Work to complete ->
1. Translate this sentence from the passage on Mr Owen's evidence into Spanish: "He had not been given permission by anyone to park on the land behind 522 Warrington Road."
2. Carry on the passage on Mr Owen's evidence, starting after its final sentence.

Excerpt provided ->

10.              Mr Owen gave evidence that he had driven across the access way from July 1983 when he was given permission to go into 512 Warrington Road to start work on it ahead of his purchasing that property. From 1984 he had rented a plot of what is now the Applicant’s land behind 512 Warrington Road. The plot had formerly been rented by Mr Martland. Contrary to what he said in his statutory declaration, Mr Owen said in oral evidence that he had not paid any rent to Billy Wells. He had, however, between 1988 and 2000 paid rent to Greenalls and from 2000 he had paid rent to the Applicant. He parked his car not on the land he rented but on part of the Applicant’s land behind 522 Warrington Road. He had not been given permission by anyone to park on the land behind 522 Warrington Road. From 1984 for about 18 months he had parked a car on the garage put up by Mr Martland on Mr Wilde’s Plot. Mr Owen produced a photograph taken in 1983 showing three motor cars. He is sitting on the car in the middle. In the background there can be seen the wooden fencing around Mr Wilde’s Plot and a shed on Mr Wilde’s Plot.

Stored data ->

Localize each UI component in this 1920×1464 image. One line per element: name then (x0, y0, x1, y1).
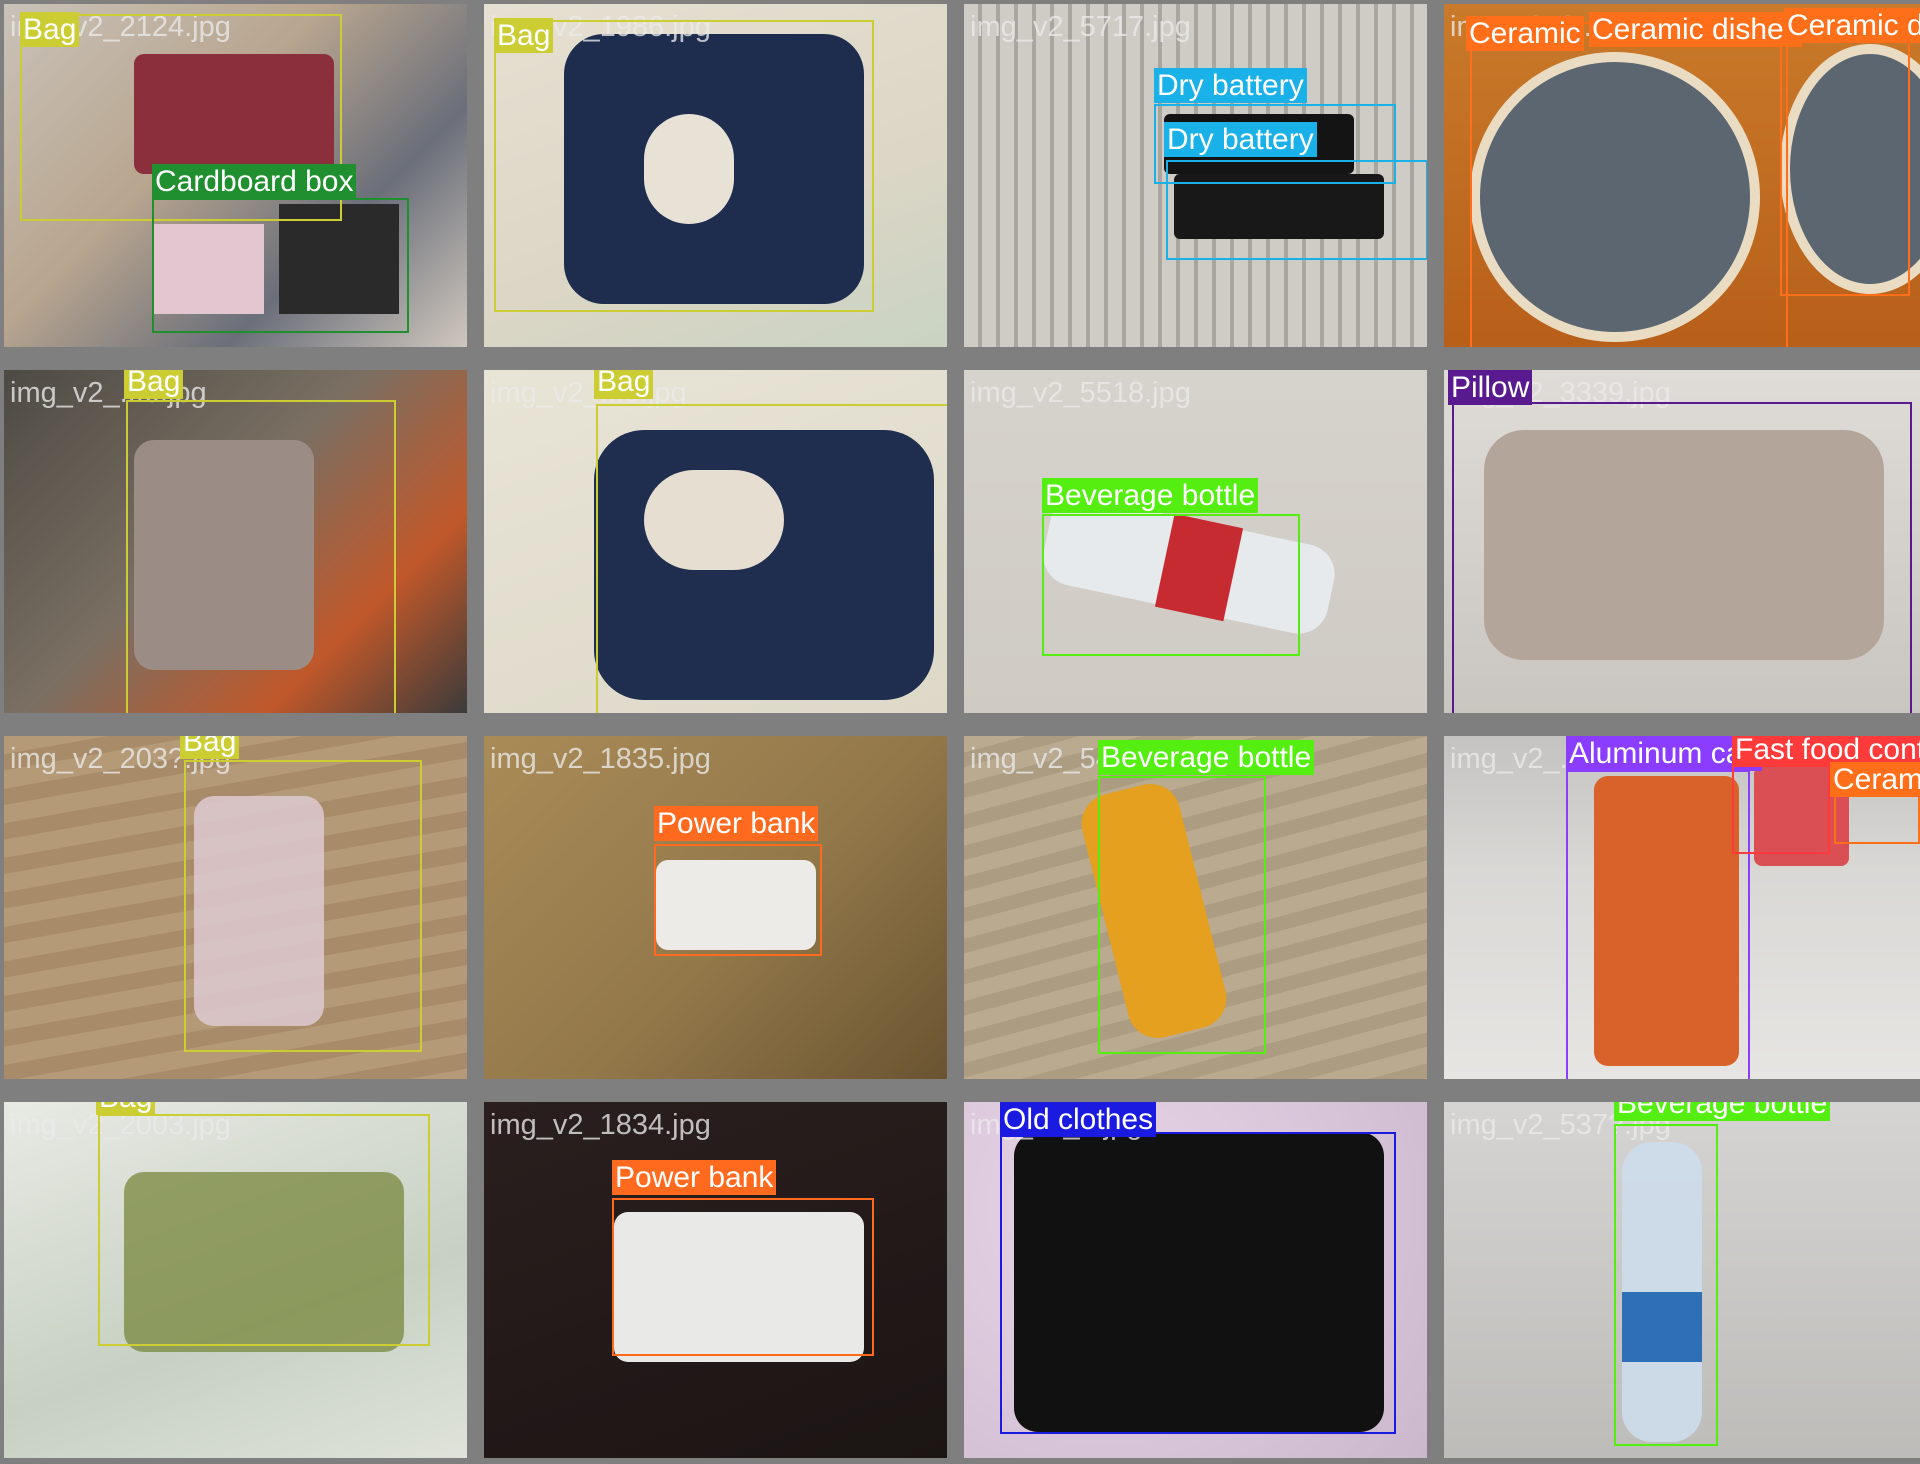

Written answers ->
1. Nadie le había dado permiso para estacionar en el terreno situado detrás del número 522 de Warrington Road.

2.
11.              The Applicant also sought to rely on an unsigned statutory declaration of John Storey, a former employee of Greenalls. Mr Fuchs for the Applicant gave evidence that he had compiled the statutory declaration for John Storey to sign, using information which he had been given by John Storey. John Storey had refused to sign the declaration because the Applicant had refused to pay him. I do not consider that I can fairly rely as evidence on anything in the unsigned statutory declaration and I do not do so. Further, I do not consider it safe to rely on Mr Fuchs’s hearsay evidence of what John Storey said. The simple fact is that John Storey did not sign the statutory declaration and I cannot assume that he believed its contents were true.

 

12.              The Respondents called evidence to refute the evidence of user put forward by the Applicant. Mrs Wendy Atherton is the sister of the Applicant, Mrs Fletcher. She gave evidence that before 1988 the access way was too overgrown and boggy for her to use as an access to the Applicant’s land. She had not actually walked down the access way before 1989 but had walked past it on the road and could see it. She had never seen cars parked on the Applicant’s land.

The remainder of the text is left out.